[Exercise description]
What is the number of lines in the entries that include the word "document"? Respond with the number only.

- - - - - - -

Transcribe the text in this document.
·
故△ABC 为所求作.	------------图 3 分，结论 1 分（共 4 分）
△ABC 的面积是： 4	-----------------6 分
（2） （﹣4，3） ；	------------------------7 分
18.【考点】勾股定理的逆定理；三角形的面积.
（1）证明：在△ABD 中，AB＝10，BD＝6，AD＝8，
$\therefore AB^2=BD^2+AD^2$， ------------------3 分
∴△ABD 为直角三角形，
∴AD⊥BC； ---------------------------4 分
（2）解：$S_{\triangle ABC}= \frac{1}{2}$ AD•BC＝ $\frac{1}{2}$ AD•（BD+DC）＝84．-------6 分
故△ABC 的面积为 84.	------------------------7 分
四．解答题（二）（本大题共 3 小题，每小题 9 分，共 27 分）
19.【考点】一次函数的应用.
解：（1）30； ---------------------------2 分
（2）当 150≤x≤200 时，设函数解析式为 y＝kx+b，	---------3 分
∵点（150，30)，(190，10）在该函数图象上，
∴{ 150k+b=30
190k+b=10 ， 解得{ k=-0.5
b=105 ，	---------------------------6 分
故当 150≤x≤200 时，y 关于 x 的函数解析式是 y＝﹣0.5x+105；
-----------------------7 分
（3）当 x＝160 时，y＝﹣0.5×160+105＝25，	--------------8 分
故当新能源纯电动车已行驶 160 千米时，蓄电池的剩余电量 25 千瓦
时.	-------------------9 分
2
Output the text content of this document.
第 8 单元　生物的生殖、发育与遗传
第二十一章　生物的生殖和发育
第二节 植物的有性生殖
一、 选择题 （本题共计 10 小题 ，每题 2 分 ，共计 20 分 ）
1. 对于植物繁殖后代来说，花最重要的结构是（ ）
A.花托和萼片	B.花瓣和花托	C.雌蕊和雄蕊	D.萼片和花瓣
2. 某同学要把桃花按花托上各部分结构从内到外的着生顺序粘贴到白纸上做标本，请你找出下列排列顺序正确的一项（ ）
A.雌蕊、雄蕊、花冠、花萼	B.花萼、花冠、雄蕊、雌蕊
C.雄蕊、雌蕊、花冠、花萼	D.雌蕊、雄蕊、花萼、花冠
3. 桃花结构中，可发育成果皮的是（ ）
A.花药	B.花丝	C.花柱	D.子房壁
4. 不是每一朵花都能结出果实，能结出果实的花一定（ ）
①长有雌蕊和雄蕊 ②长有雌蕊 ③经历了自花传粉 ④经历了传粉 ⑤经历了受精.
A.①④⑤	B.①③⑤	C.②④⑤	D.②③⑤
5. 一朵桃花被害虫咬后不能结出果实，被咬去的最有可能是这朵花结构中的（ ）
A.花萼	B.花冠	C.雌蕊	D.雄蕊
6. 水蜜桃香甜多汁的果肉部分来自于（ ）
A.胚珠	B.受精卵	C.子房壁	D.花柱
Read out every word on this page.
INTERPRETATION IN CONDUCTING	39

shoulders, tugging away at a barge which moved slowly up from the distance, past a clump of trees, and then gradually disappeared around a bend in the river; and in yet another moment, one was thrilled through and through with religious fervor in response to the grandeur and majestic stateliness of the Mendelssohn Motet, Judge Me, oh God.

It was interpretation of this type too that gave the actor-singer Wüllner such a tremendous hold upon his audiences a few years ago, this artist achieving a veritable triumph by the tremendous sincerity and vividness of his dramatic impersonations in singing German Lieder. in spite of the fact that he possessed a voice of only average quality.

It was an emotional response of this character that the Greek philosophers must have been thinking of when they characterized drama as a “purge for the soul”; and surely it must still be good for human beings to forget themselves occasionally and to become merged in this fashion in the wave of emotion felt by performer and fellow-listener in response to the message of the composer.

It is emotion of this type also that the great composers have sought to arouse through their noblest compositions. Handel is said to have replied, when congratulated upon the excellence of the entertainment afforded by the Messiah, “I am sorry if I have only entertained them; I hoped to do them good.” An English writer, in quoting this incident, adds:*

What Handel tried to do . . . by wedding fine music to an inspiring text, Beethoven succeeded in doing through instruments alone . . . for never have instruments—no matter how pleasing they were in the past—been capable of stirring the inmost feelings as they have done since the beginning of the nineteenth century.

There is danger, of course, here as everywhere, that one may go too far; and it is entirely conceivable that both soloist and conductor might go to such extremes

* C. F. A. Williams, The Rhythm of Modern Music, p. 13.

- - - - - - -

[Expected answer]
2